### What is needed
Return the listing word for word, as given.

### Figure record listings
┌────────
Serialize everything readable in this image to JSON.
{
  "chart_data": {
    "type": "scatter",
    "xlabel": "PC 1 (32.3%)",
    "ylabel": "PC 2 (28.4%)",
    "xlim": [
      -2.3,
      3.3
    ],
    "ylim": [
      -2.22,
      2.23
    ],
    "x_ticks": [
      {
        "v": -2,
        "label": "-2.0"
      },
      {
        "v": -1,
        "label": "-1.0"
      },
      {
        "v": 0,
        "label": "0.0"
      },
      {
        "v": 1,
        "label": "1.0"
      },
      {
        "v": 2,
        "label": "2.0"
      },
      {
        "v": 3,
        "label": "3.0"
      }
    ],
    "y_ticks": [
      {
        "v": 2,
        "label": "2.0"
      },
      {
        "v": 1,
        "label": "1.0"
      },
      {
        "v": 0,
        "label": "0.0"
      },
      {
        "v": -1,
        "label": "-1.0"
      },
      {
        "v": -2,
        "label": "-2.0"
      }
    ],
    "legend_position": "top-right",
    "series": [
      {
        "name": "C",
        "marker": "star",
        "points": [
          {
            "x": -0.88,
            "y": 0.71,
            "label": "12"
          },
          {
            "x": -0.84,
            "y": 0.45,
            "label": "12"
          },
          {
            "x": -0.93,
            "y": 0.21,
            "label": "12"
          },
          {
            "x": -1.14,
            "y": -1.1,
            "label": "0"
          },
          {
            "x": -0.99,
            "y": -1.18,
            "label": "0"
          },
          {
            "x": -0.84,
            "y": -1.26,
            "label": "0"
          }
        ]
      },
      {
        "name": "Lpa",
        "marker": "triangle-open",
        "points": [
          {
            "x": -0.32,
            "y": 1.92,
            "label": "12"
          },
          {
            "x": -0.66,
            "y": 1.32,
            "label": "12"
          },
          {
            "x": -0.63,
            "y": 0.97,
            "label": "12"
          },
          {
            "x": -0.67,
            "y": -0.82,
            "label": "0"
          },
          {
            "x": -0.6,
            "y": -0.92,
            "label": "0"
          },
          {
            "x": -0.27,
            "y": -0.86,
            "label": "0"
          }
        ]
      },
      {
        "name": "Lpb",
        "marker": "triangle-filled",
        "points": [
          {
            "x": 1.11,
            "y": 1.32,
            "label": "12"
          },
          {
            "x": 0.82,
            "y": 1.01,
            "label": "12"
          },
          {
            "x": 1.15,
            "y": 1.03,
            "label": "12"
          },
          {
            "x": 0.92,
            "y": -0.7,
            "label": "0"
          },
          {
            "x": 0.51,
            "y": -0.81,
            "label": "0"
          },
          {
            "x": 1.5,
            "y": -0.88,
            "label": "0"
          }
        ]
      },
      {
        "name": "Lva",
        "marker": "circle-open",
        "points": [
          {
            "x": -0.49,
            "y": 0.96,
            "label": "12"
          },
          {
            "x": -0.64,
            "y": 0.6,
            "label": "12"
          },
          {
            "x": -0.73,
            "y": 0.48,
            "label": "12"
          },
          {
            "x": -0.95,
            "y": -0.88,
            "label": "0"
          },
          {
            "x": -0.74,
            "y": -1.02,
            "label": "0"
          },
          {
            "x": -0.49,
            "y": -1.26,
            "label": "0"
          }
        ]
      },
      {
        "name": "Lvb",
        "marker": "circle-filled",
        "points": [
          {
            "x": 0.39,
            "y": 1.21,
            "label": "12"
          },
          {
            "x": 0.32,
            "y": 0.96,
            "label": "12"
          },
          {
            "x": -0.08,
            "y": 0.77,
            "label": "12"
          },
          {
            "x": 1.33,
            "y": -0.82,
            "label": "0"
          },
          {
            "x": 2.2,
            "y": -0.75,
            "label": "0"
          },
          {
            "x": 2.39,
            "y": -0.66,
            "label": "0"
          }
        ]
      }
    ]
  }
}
└────────
### Task answer
Serialize everything readable in this image to JSON.
{
  "chart_data": {
    "type": "scatter",
    "xlabel": "PC 1 (32.3%)",
    "ylabel": "PC 2 (28.4%)",
    "xlim": [
      -2.3,
      3.3
    ],
    "ylim": [
      -2.22,
      2.23
    ],
    "x_ticks": [
      {
        "v": -2,
        "label": "-2.0"
      },
      {
        "v": -1,
        "label": "-1.0"
      },
      {
        "v": 0,
        "label": "0.0"
      },
      {
        "v": 1,
        "label": "1.0"
      },
      {
        "v": 2,
        "label": "2.0"
      },
      {
        "v": 3,
        "label": "3.0"
      }
    ],
    "y_ticks": [
      {
        "v": 2,
        "label": "2.0"
      },
      {
        "v": 1,
        "label": "1.0"
      },
      {
        "v": 0,
        "label": "0.0"
      },
      {
        "v": -1,
        "label": "-1.0"
      },
      {
        "v": -2,
        "label": "-2.0"
      }
    ],
    "legend_position": "top-right",
    "series": [
      {
        "name": "C",
        "marker": "star",
        "points": [
          {
            "x": -0.88,
            "y": 0.71,
            "label": "12"
          },
          {
            "x": -0.84,
            "y": 0.45,
            "label": "12"
          },
          {
            "x": -0.93,
            "y": 0.21,
            "label": "12"
          },
          {
            "x": -1.14,
            "y": -1.1,
            "label": "0"
          },
          {
            "x": -0.99,
            "y": -1.18,
            "label": "0"
          },
          {
            "x": -0.84,
            "y": -1.26,
            "label": "0"
          }
        ]
      },
      {
        "name": "Lpa",
        "marker": "triangle-open",
        "points": [
          {
            "x": -0.32,
            "y": 1.92,
            "label": "12"
          },
          {
            "x": -0.66,
            "y": 1.32,
            "label": "12"
          },
          {
            "x": -0.63,
            "y": 0.97,
            "label": "12"
          },
          {
            "x": -0.67,
            "y": -0.82,
            "label": "0"
          },
          {
            "x": -0.6,
            "y": -0.92,
            "label": "0"
          },
          {
            "x": -0.27,
            "y": -0.86,
            "label": "0"
          }
        ]
      },
      {
        "name": "Lpb",
        "marker": "triangle-filled",
        "points": [
          {
            "x": 1.11,
            "y": 1.32,
            "label": "12"
          },
          {
            "x": 0.82,
            "y": 1.01,
            "label": "12"
          },
          {
            "x": 1.15,
            "y": 1.03,
            "label": "12"
          },
          {
            "x": 0.92,
            "y": -0.7,
            "label": "0"
          },
          {
            "x": 0.51,
            "y": -0.81,
            "label": "0"
          },
          {
            "x": 1.5,
            "y": -0.88,
            "label": "0"
          }
        ]
      },
      {
        "name": "Lva",
        "marker": "circle-open",
        "points": [
          {
            "x": -0.49,
            "y": 0.96,
            "label": "12"
          },
          {
            "x": -0.64,
            "y": 0.6,
            "label": "12"
          },
          {
            "x": -0.73,
            "y": 0.48,
            "label": "12"
          },
          {
            "x": -0.95,
            "y": -0.88,
            "label": "0"
          },
          {
            "x": -0.74,
            "y": -1.02,
            "label": "0"
          },
          {
            "x": -0.49,
            "y": -1.26,
            "label": "0"
          }
        ]
      },
      {
        "name": "Lvb",
        "marker": "circle-filled",
        "points": [
          {
            "x": 0.39,
            "y": 1.21,
            "label": "12"
          },
          {
            "x": 0.32,
            "y": 0.96,
            "label": "12"
          },
          {
            "x": -0.08,
            "y": 0.77,
            "label": "12"
          },
          {
            "x": 1.33,
            "y": -0.82,
            "label": "0"
          },
          {
            "x": 2.2,
            "y": -0.75,
            "label": "0"
          },
          {
            "x": 2.39,
            "y": -0.66,
            "label": "0"
          }
        ]
      }
    ]
  }
}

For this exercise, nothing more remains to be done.